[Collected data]
____________

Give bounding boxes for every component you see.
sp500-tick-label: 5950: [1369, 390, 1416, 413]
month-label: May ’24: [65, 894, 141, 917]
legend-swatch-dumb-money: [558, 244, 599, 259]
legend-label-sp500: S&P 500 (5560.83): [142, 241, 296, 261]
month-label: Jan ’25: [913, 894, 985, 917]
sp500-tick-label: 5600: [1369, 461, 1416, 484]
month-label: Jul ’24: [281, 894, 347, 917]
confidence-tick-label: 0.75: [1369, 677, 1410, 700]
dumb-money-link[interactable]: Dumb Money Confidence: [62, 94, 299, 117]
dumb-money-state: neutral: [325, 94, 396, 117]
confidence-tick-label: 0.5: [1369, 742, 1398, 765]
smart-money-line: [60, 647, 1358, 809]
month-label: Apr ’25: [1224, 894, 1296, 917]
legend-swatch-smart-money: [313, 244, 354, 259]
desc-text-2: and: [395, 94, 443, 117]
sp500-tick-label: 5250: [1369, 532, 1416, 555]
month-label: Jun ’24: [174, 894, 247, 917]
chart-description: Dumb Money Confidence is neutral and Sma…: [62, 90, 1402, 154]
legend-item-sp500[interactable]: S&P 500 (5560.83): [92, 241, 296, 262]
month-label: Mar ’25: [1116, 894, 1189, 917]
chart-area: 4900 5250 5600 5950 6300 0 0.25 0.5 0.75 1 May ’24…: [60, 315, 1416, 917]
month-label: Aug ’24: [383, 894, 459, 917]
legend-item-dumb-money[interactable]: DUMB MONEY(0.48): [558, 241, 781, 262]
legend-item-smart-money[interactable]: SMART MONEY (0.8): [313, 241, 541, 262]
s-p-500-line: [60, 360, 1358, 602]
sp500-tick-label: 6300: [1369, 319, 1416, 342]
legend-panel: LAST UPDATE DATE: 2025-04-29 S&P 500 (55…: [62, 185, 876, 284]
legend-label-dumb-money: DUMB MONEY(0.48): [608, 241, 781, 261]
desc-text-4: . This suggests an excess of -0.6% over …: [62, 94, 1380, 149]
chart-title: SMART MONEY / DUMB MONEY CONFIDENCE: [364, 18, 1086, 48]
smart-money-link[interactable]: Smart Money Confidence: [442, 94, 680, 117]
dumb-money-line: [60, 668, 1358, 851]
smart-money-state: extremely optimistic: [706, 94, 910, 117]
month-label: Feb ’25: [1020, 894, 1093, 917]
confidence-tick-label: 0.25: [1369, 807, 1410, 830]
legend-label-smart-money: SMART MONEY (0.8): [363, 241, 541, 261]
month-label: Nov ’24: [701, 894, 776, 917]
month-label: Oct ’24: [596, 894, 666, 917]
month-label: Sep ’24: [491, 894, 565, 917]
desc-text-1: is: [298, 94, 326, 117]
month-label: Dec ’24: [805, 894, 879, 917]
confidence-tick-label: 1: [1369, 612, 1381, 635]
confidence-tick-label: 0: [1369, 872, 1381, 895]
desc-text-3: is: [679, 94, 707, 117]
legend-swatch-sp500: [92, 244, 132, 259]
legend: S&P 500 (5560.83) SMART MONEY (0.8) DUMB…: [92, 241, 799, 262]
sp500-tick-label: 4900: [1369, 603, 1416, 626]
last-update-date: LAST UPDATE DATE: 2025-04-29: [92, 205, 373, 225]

____________

*Exercise prompt*
Copy each row above line for line, changing nothing.

*The solution*
Give bounding boxes for every component you see.
sp500-tick-label: 5950: [1369, 390, 1416, 413]
month-label: May ’24: [65, 894, 141, 917]
legend-swatch-dumb-money: [558, 244, 599, 259]
legend-label-sp500: S&P 500 (5560.83): [142, 241, 296, 261]
month-label: Jan ’25: [913, 894, 985, 917]
sp500-tick-label: 5600: [1369, 461, 1416, 484]
month-label: Jul ’24: [281, 894, 347, 917]
confidence-tick-label: 0.75: [1369, 677, 1410, 700]
dumb-money-link[interactable]: Dumb Money Confidence: [62, 94, 299, 117]
dumb-money-state: neutral: [325, 94, 396, 117]
confidence-tick-label: 0.5: [1369, 742, 1398, 765]
smart-money-line: [60, 647, 1358, 809]
month-label: Apr ’25: [1224, 894, 1296, 917]
legend-swatch-smart-money: [313, 244, 354, 259]
desc-text-2: and: [395, 94, 443, 117]
sp500-tick-label: 5250: [1369, 532, 1416, 555]
month-label: Jun ’24: [174, 894, 247, 917]
chart-description: Dumb Money Confidence is neutral and Sma…: [62, 90, 1402, 154]
legend-item-sp500[interactable]: S&P 500 (5560.83): [92, 241, 296, 262]
month-label: Mar ’25: [1116, 894, 1189, 917]
chart-area: 4900 5250 5600 5950 6300 0 0.25 0.5 0.75 1 May ’24…: [60, 315, 1416, 917]
month-label: Aug ’24: [383, 894, 459, 917]
legend-item-dumb-money[interactable]: DUMB MONEY(0.48): [558, 241, 781, 262]
legend-item-smart-money[interactable]: SMART MONEY (0.8): [313, 241, 541, 262]
s-p-500-line: [60, 360, 1358, 602]
sp500-tick-label: 6300: [1369, 319, 1416, 342]
legend-panel: LAST UPDATE DATE: 2025-04-29 S&P 500 (55…: [62, 185, 876, 284]
legend-label-dumb-money: DUMB MONEY(0.48): [608, 241, 781, 261]
desc-text-4: . This suggests an excess of -0.6% over …: [62, 94, 1380, 149]
chart-title: SMART MONEY / DUMB MONEY CONFIDENCE: [364, 18, 1086, 48]
smart-money-link[interactable]: Smart Money Confidence: [442, 94, 680, 117]
dumb-money-line: [60, 668, 1358, 851]
smart-money-state: extremely optimistic: [706, 94, 910, 117]
month-label: Feb ’25: [1020, 894, 1093, 917]
confidence-tick-label: 0.25: [1369, 807, 1410, 830]
legend-label-smart-money: SMART MONEY (0.8): [363, 241, 541, 261]
month-label: Nov ’24: [701, 894, 776, 917]
month-label: Oct ’24: [596, 894, 666, 917]
month-label: Sep ’24: [491, 894, 565, 917]
desc-text-1: is: [298, 94, 326, 117]
month-label: Dec ’24: [805, 894, 879, 917]
confidence-tick-label: 1: [1369, 612, 1381, 635]
confidence-tick-label: 0: [1369, 872, 1381, 895]
desc-text-3: is: [679, 94, 707, 117]
legend-swatch-sp500: [92, 244, 132, 259]
legend: S&P 500 (5560.83) SMART MONEY (0.8) DUMB…: [92, 241, 799, 262]
sp500-tick-label: 4900: [1369, 603, 1416, 626]
last-update-date: LAST UPDATE DATE: 2025-04-29: [92, 205, 373, 225]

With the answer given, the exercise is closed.